- Records from a dataset
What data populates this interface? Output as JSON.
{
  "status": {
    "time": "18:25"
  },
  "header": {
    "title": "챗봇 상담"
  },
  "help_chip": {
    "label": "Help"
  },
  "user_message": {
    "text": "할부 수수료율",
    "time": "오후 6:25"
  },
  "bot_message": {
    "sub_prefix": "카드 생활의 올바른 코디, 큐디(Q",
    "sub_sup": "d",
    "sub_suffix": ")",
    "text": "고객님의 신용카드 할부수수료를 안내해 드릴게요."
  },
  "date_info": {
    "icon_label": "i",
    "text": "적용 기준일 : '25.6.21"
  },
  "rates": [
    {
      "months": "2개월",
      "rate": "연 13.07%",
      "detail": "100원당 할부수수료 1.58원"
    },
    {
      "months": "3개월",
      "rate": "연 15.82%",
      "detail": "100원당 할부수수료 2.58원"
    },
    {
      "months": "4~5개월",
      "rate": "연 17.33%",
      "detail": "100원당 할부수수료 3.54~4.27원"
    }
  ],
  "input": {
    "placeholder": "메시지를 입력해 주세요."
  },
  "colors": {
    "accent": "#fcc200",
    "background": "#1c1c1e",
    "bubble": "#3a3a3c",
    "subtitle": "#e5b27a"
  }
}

- GIVEN TASK
Write every line of the material above again, exactly.

- EXPECTED ANSWER
What data populates this interface? Output as JSON.
{
  "status": {
    "time": "18:25"
  },
  "header": {
    "title": "챗봇 상담"
  },
  "help_chip": {
    "label": "Help"
  },
  "user_message": {
    "text": "할부 수수료율",
    "time": "오후 6:25"
  },
  "bot_message": {
    "sub_prefix": "카드 생활의 올바른 코디, 큐디(Q",
    "sub_sup": "d",
    "sub_suffix": ")",
    "text": "고객님의 신용카드 할부수수료를 안내해 드릴게요."
  },
  "date_info": {
    "icon_label": "i",
    "text": "적용 기준일 : '25.6.21"
  },
  "rates": [
    {
      "months": "2개월",
      "rate": "연 13.07%",
      "detail": "100원당 할부수수료 1.58원"
    },
    {
      "months": "3개월",
      "rate": "연 15.82%",
      "detail": "100원당 할부수수료 2.58원"
    },
    {
      "months": "4~5개월",
      "rate": "연 17.33%",
      "detail": "100원당 할부수수료 3.54~4.27원"
    }
  ],
  "input": {
    "placeholder": "메시지를 입력해 주세요."
  },
  "colors": {
    "accent": "#fcc200",
    "background": "#1c1c1e",
    "bubble": "#3a3a3c",
    "subtitle": "#e5b27a"
  }
}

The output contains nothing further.